[A block of data]
-- begin --
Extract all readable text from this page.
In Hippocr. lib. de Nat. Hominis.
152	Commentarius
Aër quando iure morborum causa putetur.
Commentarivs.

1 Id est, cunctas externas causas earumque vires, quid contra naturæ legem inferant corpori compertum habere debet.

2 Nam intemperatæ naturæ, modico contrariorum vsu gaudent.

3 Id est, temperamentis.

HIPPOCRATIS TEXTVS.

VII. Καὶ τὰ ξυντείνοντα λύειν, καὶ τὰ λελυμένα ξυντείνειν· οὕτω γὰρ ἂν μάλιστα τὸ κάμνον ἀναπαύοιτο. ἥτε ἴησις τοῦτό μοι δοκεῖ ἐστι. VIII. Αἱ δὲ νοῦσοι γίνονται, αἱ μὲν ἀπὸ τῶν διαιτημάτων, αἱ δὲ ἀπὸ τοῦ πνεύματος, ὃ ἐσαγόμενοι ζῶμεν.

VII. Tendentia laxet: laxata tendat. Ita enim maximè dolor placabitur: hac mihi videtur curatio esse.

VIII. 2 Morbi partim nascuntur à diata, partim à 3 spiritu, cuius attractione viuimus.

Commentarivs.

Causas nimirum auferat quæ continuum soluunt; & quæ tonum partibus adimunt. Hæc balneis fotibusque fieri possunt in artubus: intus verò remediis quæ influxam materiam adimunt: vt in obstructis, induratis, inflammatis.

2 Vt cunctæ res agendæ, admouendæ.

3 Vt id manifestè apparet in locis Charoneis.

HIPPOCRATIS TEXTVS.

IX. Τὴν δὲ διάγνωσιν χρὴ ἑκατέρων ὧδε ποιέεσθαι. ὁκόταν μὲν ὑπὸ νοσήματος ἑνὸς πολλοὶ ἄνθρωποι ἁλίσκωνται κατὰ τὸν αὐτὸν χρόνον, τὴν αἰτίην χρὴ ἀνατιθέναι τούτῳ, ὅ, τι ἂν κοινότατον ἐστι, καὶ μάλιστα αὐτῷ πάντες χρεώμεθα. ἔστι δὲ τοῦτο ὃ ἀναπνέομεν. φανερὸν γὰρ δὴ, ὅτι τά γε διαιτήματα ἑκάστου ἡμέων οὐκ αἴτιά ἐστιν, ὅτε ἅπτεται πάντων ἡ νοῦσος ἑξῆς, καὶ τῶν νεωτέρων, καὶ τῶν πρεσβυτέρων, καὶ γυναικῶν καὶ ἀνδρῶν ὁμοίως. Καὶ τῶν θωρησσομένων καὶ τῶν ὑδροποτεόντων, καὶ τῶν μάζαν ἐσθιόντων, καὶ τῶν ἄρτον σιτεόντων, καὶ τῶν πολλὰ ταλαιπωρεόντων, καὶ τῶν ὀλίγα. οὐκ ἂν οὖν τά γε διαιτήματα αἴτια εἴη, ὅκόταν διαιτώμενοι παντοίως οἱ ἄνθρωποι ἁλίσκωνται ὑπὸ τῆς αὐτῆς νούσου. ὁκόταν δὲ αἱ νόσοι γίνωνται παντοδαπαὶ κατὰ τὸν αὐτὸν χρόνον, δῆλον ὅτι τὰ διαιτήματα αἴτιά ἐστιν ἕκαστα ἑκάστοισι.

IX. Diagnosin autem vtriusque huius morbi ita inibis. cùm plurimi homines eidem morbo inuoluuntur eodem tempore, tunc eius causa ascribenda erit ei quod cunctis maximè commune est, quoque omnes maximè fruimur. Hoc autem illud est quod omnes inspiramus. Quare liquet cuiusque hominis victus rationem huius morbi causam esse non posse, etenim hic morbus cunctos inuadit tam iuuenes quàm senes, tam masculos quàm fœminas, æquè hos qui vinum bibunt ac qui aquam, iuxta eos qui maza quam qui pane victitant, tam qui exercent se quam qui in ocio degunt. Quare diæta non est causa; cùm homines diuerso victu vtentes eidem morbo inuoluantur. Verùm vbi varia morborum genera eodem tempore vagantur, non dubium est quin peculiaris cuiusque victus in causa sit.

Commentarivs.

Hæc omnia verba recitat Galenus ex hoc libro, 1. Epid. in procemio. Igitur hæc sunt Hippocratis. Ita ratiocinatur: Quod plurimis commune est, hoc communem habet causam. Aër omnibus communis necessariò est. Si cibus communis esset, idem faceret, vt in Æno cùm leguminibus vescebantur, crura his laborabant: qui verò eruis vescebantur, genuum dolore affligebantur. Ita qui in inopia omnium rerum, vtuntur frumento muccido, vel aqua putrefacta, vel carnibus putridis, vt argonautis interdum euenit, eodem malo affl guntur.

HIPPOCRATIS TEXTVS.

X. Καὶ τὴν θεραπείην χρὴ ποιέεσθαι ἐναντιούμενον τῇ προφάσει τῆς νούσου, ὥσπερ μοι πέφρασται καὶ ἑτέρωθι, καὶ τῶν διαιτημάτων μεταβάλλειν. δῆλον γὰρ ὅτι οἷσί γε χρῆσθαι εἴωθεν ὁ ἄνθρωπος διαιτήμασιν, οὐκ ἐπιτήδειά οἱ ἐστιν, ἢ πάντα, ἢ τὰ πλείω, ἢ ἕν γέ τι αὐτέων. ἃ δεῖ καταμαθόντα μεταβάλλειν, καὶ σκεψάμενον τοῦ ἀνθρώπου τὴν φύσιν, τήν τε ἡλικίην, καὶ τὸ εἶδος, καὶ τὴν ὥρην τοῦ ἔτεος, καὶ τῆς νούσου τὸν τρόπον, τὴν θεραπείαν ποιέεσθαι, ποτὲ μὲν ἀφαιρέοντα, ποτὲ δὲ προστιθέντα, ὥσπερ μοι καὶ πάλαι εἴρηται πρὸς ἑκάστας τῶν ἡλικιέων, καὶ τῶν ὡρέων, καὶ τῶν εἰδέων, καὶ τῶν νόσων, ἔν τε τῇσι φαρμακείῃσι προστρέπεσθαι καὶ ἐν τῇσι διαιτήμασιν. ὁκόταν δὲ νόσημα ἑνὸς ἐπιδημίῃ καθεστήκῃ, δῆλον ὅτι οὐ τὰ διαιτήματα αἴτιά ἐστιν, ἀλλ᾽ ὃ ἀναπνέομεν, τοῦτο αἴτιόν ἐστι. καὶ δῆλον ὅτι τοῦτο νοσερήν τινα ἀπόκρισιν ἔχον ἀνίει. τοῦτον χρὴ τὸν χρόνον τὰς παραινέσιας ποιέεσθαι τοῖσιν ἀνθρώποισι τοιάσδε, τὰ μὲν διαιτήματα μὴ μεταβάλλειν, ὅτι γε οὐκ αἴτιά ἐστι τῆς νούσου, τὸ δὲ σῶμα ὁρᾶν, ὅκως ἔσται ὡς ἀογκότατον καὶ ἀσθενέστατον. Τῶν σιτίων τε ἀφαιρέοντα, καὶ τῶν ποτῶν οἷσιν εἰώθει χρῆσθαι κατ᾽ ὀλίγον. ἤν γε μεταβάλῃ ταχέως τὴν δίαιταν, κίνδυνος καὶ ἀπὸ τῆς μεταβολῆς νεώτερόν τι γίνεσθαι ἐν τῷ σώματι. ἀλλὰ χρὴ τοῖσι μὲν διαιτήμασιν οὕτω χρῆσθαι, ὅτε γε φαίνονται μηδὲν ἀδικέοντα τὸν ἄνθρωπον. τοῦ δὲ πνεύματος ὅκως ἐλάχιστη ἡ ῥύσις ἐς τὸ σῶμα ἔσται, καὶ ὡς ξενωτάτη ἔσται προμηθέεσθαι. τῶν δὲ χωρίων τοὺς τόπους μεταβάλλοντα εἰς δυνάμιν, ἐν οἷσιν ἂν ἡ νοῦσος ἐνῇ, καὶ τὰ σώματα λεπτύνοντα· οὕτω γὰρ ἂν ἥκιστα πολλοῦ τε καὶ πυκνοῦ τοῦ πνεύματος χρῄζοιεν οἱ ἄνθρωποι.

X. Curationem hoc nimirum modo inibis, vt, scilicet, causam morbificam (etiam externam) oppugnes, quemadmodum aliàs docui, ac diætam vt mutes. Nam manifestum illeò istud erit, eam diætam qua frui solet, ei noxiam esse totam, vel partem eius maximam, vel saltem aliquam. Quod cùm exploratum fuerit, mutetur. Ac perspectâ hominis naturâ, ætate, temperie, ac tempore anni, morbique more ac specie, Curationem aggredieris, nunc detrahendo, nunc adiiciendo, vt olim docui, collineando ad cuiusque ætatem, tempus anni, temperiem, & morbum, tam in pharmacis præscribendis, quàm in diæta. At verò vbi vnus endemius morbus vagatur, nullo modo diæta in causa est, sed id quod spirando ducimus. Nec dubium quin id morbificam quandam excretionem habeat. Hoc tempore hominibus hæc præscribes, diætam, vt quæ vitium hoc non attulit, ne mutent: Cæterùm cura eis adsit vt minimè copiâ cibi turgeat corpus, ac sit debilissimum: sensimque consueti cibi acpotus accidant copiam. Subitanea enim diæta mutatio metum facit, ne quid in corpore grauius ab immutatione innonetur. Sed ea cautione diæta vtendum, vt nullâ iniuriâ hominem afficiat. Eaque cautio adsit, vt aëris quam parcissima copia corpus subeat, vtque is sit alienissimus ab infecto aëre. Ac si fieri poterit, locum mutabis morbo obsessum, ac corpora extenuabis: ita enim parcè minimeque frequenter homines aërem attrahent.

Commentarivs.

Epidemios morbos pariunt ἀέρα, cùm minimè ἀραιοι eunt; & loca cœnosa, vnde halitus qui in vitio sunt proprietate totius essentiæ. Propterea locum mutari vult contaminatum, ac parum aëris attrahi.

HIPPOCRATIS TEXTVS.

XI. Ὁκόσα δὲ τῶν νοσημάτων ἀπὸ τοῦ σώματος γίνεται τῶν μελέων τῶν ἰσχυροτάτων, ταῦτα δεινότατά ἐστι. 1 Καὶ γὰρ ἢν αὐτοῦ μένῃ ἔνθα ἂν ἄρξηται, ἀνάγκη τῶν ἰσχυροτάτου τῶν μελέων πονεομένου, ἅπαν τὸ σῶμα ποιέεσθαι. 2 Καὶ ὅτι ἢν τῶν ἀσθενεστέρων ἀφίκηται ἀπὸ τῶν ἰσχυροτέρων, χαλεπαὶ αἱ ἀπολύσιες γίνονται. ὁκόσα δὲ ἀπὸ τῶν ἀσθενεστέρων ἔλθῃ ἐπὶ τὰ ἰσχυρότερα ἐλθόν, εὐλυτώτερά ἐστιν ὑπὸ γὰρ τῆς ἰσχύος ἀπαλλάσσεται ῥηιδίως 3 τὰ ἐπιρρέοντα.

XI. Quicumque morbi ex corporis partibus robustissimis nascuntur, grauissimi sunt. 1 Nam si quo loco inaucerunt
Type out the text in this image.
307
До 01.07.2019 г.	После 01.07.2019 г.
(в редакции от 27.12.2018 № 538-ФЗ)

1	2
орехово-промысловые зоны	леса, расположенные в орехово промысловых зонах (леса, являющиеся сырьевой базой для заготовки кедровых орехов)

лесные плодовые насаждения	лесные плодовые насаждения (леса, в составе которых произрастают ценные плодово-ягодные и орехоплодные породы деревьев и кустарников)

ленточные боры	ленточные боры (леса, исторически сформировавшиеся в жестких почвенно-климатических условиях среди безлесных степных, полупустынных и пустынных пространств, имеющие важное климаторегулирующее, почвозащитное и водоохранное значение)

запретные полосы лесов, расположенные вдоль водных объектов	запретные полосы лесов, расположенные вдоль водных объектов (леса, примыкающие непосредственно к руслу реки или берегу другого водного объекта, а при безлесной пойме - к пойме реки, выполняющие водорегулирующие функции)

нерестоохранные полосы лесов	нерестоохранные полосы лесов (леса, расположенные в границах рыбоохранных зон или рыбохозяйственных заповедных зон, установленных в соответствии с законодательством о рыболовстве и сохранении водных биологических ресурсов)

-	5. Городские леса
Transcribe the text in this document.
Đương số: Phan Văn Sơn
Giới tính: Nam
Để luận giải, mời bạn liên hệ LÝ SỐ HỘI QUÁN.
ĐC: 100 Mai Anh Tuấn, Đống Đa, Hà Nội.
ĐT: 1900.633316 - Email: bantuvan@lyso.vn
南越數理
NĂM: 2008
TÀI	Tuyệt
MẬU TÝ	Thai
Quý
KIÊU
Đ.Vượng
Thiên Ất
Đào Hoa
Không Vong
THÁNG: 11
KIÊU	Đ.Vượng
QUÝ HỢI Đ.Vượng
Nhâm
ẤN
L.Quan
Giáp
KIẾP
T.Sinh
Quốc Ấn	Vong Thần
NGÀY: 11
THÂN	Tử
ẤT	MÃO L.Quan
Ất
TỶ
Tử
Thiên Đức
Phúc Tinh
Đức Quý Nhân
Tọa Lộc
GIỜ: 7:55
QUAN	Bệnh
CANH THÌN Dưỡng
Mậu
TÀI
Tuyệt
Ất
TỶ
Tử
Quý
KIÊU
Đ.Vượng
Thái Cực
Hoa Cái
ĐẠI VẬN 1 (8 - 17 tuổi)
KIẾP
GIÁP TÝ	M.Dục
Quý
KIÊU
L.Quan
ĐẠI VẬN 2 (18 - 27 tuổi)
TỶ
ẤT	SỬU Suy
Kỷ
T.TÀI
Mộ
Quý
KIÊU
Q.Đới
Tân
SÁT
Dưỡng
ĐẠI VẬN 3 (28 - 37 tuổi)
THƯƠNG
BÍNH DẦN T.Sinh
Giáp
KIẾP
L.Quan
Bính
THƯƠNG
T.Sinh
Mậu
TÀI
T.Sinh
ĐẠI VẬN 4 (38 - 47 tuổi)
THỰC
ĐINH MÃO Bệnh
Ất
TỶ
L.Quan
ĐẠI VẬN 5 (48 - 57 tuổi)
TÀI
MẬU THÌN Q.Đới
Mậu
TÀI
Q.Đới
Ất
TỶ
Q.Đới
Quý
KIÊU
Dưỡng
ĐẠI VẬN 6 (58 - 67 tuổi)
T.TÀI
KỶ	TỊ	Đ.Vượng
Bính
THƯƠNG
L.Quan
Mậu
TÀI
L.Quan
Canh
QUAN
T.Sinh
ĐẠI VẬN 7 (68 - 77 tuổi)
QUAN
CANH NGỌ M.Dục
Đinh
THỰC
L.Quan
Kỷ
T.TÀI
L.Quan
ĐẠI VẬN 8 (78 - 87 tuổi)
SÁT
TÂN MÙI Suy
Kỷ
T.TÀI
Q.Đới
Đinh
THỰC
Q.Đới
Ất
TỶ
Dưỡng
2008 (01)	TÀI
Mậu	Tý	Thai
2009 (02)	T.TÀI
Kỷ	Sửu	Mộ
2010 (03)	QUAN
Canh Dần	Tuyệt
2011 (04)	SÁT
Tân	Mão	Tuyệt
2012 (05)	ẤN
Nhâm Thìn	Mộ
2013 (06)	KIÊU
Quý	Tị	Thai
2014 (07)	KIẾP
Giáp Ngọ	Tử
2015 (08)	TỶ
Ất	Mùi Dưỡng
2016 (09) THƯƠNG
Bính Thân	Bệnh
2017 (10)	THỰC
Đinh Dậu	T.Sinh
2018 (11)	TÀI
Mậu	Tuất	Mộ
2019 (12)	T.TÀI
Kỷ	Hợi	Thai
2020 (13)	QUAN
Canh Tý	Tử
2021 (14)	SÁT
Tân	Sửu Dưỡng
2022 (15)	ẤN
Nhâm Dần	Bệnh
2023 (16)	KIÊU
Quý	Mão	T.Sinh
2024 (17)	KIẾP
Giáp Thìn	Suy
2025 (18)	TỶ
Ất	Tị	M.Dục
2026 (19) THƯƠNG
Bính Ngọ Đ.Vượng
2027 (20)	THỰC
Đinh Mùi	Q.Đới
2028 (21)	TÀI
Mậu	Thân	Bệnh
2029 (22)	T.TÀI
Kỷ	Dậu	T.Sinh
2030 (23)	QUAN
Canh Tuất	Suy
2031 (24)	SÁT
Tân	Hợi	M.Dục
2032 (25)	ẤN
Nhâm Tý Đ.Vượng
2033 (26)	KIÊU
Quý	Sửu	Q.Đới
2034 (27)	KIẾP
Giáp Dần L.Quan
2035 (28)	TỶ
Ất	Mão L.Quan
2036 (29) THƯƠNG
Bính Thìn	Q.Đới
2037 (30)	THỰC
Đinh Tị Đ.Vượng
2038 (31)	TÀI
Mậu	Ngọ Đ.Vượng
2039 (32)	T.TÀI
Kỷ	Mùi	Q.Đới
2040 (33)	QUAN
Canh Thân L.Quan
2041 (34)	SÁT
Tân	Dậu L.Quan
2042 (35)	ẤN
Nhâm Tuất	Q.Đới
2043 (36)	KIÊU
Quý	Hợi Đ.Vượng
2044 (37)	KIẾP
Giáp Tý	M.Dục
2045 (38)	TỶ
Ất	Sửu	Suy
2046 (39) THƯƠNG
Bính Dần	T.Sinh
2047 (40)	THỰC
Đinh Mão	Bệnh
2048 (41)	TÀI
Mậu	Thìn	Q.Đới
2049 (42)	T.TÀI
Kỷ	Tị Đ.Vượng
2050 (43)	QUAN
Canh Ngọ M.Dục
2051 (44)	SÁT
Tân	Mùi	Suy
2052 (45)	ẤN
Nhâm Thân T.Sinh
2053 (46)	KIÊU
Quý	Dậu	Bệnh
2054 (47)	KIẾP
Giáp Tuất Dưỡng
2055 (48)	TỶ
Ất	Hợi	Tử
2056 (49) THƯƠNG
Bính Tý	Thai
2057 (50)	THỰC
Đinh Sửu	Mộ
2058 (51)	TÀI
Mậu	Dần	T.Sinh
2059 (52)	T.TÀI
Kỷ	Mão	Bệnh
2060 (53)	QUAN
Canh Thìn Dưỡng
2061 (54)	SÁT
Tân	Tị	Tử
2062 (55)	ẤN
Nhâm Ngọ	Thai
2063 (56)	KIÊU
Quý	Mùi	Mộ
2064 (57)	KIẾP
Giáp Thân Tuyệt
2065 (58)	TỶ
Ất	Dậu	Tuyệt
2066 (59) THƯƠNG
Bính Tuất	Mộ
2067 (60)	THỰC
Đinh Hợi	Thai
-- end --
Job:
Above are the records. Identify each line that contains the word "расположенные".

Written answer:
орехово-промысловые зоны	леса, расположенные в орехово промысловых зонах (леса, являющиеся сырьевой базой для заготовки кедровых орехов)
запретные полосы лесов, расположенные вдоль водных объектов	запретные полосы лесов, расположенные вдоль водных объектов (леса, примыкающие непосредственно к руслу реки или берегу другого водного объекта, а при безлесной пойме - к пойме реки, выполняющие водорегулирующие функции)
нерестоохранные полосы лесов	нерестоохранные полосы лесов (леса, расположенные в границах рыбоохранных зон или рыбохозяйственных заповедных зон, установленных в соответствии с законодательством о рыболовстве и сохранении водных биологических ресурсов)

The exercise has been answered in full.